**DIRECTIVE A**
Render the stretch of the records from the start through the line containing "text-line: 感、使命感。坚持无禁区、全覆盖、零容忍，一体推进不敢腐、 xyxy=(133,409,805,437)" as a numbered list with no blank lines, both ends included.

**DOCUMENT SEGMENT**
* * * * *

In recent years, many scholars have begun researching the adversarial example for object detection and proposed some gradient-based attack methods. Cihang et al. [21] extended the adversarial example from image classification to semantic segmentation and object detection and proposed DAG (dense advantage generation) attacks on faster RCNN. DAG preserves all region proposals in the region proposal network (RPN) marked as positive samples and discards the remaining region proposals. Then, it sets a threshold condition to manually select high-quality region proposals from the above regions to attack. Each region proposal is randomly assigned an error label, which leads to model error classification. Yuezun et al. [22] proposed RAP (robust advantageous perturbation) and designed a loss function combining classification loss and location loss to attack the detector by destroying the RPN network unique to the two-stage object detection model. Liao et al. [23] proposed a CA (category-wise attack) method for the anchor-free object detection model. In this method, key pixel areas rich in high-level semantic information are found in the heatmap generated by using the detector to carry out classification attacks. Derui et al. [24] proposed a new attack method called Daedalus, which makes the NMS (nonmaximum suppression) module invalid by reducing the area of the regression box and increasing the distance between different boxes. All the abovementioned attack methods have achieved certain effects, but they require more number of iterations, and it takes a long time for training to generate adversarial examples.

To address the problem of the high computational cost of the gradient-based optimization method, Xingxing et al. [25] proposed an efficient adversarial example generation method called UEA (unified and efficient adversary) based on the GAN framework. The method expresses the generation of adversarial examples as an image-to-image translation problem: inputting a clean image into the model and outputting adversarial examples. The model used in UEA consists of two parts: a generator and a discriminator. Adversarial examples are generated using the generator, and clean images are sent to the discriminator simultaneously to judge whether the input image is added with perturbations. Then, judgment results are used to assist in generator training. When the generator is trained, it can generate an adversarial example for the input image after single calculation, significantly improving the generation speed of the adversarial example.

UEA can be applied to the object detection task. It extracts region proposals from RPN, takes the region proposal score as the weight value of the region, and accumulates the weight as a mask to constrain the perturbation and to add it to the foreground region. The L2 loss between the real image and the adversarial example is calculated to optimize the perturbation in network training. However, the L2 loss only represents the difference between corresponding pixels, and it cannot fully reflect the characteristics of the human visual observation mechanism. Furthermore, simply taking the region proposal score as the weight value of all pixels in the region proposal cannot sufficiently reflect the importance of different regions for model detection, and there is the case of adding redundancy to perturbations, which results in the poor perceptual performance of adversarial examples. The contrasts between adversarial examples generated by UEA and the original images are shown in Figure 1(a). Under human eye observation, adversarial examples are significantly different from original images.

The FA [26] algorithm is similar to the UEA method. It only uses the L2 loss between real images and adversarial examples to guide the training of the generator and ensure the basic image quality in the training process. Since there is no open-source code for this method, we intercepted the original images in the paper to show the difference between the adversarial examples generated by FA and the original images, as shown in Figure 1(b). The results show a significant difference between the adversarial examples generated by FA and the real images, and we can observe the disturbing texture clearly.

* * * * *

**DIRECTIVE B**
From the passage on adversarial attacks against object detectors, copy the stretch from "The FA [26]" through "disturbing texture clearly." word for word.

* * * * *

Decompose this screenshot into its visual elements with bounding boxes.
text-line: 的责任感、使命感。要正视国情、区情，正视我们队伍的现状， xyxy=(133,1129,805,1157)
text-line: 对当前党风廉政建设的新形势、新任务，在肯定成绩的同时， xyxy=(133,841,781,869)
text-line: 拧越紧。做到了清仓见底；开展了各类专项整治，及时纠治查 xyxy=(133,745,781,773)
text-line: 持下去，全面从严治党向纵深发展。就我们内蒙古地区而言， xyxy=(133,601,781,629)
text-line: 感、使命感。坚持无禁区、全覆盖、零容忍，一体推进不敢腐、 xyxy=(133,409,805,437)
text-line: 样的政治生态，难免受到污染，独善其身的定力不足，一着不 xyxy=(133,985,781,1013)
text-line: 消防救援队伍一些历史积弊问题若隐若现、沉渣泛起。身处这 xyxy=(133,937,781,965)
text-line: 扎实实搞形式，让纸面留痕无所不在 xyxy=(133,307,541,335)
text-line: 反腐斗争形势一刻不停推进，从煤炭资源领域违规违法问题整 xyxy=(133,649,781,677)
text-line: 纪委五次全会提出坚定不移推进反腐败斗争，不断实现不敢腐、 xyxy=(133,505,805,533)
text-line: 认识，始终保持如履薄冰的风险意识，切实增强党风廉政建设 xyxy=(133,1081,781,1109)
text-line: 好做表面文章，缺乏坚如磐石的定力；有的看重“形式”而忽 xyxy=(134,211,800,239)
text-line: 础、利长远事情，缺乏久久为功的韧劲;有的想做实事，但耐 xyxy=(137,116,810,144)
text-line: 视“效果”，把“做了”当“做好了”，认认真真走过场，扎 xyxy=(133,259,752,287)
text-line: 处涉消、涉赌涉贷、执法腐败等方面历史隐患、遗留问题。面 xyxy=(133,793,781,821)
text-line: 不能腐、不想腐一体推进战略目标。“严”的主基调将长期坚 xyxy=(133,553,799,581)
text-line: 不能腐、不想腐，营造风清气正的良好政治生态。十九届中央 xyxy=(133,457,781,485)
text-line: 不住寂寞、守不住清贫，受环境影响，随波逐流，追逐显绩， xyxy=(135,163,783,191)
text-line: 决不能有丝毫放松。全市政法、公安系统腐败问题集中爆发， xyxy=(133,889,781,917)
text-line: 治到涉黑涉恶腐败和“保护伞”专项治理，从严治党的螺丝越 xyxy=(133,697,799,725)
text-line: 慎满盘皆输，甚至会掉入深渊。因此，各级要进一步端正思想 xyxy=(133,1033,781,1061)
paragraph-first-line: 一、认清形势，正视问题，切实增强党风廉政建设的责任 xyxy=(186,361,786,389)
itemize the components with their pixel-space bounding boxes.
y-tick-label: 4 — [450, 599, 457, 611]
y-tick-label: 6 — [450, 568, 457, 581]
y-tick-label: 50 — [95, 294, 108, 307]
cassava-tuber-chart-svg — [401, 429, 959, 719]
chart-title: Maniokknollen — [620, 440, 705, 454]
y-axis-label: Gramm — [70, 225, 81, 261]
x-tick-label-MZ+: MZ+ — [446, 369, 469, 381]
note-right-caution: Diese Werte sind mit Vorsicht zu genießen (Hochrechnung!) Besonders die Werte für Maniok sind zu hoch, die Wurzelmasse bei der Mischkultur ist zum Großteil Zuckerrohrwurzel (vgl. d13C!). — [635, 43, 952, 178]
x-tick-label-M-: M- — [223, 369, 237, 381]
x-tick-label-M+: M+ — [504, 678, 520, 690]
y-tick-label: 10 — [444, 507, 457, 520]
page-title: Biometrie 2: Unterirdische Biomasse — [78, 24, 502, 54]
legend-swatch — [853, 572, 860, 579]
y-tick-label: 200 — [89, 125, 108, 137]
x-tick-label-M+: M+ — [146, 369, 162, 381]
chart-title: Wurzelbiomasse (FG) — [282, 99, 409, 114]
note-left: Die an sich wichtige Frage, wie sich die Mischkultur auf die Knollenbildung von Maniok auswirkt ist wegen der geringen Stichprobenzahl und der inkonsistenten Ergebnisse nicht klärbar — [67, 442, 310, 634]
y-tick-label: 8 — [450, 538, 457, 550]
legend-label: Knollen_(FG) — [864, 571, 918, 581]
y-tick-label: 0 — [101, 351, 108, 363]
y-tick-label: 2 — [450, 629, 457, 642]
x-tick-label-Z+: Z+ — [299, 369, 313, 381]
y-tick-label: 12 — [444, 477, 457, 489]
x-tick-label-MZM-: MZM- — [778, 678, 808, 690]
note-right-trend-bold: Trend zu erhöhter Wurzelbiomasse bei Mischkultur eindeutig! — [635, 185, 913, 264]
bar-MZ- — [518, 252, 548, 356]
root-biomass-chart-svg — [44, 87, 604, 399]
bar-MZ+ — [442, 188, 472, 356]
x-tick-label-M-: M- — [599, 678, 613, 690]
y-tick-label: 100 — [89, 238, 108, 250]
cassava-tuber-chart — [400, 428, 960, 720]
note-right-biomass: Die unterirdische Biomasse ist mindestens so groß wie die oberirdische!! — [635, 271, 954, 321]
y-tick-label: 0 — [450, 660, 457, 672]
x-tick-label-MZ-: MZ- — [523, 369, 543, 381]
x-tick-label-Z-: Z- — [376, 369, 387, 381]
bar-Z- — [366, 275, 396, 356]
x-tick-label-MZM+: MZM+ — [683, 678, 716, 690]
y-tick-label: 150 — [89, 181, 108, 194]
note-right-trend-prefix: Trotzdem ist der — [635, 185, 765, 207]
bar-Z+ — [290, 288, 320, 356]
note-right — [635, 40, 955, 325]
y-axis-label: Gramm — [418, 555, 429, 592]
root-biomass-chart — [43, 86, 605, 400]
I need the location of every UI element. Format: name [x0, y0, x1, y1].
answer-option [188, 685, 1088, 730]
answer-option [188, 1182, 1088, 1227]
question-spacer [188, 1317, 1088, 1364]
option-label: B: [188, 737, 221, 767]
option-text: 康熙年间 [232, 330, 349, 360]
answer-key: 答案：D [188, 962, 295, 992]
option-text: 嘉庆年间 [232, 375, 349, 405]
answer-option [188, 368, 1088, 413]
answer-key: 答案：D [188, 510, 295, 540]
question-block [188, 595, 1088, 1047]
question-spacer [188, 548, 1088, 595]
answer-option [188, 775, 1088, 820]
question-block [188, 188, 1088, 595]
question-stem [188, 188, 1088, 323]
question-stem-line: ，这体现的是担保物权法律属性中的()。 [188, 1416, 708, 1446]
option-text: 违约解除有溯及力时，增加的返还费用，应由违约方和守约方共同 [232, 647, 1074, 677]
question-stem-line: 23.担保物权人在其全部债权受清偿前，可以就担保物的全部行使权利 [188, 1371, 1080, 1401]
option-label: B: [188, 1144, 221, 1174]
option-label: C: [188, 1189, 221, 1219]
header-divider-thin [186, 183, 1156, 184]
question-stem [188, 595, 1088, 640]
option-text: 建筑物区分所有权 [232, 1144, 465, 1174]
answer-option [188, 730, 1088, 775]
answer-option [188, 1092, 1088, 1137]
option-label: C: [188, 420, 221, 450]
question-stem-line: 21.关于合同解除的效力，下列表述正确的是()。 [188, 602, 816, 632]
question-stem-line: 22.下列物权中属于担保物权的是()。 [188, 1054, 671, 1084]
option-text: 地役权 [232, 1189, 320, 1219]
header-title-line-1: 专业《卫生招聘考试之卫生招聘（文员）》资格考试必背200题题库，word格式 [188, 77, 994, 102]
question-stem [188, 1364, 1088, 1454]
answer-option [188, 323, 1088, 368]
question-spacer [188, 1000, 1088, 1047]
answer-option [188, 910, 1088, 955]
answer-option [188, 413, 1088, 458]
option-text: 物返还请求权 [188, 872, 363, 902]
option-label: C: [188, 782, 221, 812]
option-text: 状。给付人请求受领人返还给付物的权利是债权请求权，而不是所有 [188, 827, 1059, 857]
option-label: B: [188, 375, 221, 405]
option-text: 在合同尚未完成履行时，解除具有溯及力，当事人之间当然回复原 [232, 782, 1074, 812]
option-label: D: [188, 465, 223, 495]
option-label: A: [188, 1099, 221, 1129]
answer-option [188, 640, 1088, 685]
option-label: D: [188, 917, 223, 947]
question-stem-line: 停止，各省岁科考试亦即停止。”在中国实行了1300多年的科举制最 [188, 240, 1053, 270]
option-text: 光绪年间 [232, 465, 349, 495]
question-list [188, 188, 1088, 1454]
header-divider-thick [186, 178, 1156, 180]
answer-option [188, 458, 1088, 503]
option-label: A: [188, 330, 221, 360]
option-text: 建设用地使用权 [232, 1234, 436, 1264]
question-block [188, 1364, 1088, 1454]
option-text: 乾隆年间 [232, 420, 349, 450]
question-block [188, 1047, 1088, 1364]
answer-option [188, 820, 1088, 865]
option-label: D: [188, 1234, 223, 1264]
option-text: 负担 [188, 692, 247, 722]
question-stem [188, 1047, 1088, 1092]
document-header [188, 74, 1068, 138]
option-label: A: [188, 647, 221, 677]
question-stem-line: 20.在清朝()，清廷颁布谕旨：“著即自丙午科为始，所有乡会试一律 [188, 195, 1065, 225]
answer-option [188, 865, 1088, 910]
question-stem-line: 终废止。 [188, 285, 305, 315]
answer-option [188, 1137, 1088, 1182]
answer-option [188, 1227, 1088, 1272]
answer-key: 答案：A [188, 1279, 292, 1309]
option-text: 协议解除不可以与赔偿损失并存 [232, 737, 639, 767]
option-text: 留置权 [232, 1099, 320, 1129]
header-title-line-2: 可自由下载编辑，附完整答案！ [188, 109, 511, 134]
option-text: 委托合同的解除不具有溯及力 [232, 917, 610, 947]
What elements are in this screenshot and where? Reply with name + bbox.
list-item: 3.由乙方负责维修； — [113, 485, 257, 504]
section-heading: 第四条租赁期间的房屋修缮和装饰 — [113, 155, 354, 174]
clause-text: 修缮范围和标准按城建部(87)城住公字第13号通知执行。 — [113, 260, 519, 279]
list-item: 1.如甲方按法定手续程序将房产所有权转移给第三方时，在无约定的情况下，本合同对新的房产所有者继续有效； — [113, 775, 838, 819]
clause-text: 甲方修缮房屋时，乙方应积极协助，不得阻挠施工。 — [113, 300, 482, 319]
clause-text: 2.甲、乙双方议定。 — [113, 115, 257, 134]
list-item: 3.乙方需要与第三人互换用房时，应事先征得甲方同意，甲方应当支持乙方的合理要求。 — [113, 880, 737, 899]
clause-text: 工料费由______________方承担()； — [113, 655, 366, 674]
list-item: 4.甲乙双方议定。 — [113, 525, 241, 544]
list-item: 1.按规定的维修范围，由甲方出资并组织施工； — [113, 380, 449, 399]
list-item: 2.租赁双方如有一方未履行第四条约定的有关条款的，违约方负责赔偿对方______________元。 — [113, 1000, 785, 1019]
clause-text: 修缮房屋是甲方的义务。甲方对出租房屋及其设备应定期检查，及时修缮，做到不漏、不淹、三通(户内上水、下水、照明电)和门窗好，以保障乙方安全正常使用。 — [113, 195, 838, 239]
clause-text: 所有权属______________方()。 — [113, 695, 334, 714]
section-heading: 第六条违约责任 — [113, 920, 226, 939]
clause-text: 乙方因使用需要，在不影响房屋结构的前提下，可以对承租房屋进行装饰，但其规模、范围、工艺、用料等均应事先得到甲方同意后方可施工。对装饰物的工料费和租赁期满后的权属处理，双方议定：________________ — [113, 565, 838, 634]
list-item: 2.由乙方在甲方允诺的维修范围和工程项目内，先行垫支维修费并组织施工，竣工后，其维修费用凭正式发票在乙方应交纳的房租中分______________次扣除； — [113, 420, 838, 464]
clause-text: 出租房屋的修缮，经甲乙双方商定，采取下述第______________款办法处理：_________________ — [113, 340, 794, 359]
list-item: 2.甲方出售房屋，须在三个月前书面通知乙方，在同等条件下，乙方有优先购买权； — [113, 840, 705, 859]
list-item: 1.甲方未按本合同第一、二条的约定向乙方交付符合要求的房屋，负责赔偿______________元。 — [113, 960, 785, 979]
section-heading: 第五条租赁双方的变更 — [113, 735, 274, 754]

* * * * *

**TASK SOLUTION A**
1. Decompose this screenshot into its visual elements with bounding boxes.
2. text-line: 的责任感、使命感。要正视国情、区情，正视我们队伍的现状， xyxy=(133,1129,805,1157)
3. text-line: 对当前党风廉政建设的新形势、新任务，在肯定成绩的同时， xyxy=(133,841,781,869)
4. text-line: 拧越紧。做到了清仓见底；开展了各类专项整治，及时纠治查 xyxy=(133,745,781,773)
5. text-line: 持下去，全面从严治党向纵深发展。就我们内蒙古地区而言， xyxy=(133,601,781,629)
6. text-line: 感、使命感。坚持无禁区、全覆盖、零容忍，一体推进不敢腐、 xyxy=(133,409,805,437)

**TASK SOLUTION B**
The FA [26] algorithm is similar to the UEA method. It only uses the L2 loss between real images and adversarial examples to guide the training of the generator and ensure the basic image quality in the training process. Since there is no open-source code for this method, we intercepted the original images in the paper to show the difference between the adversarial examples generated by FA and the original images, as shown in Figure 1(b). The results show a significant difference between the adversarial examples generated by FA and the real images, and we can observe the disturbing texture clearly.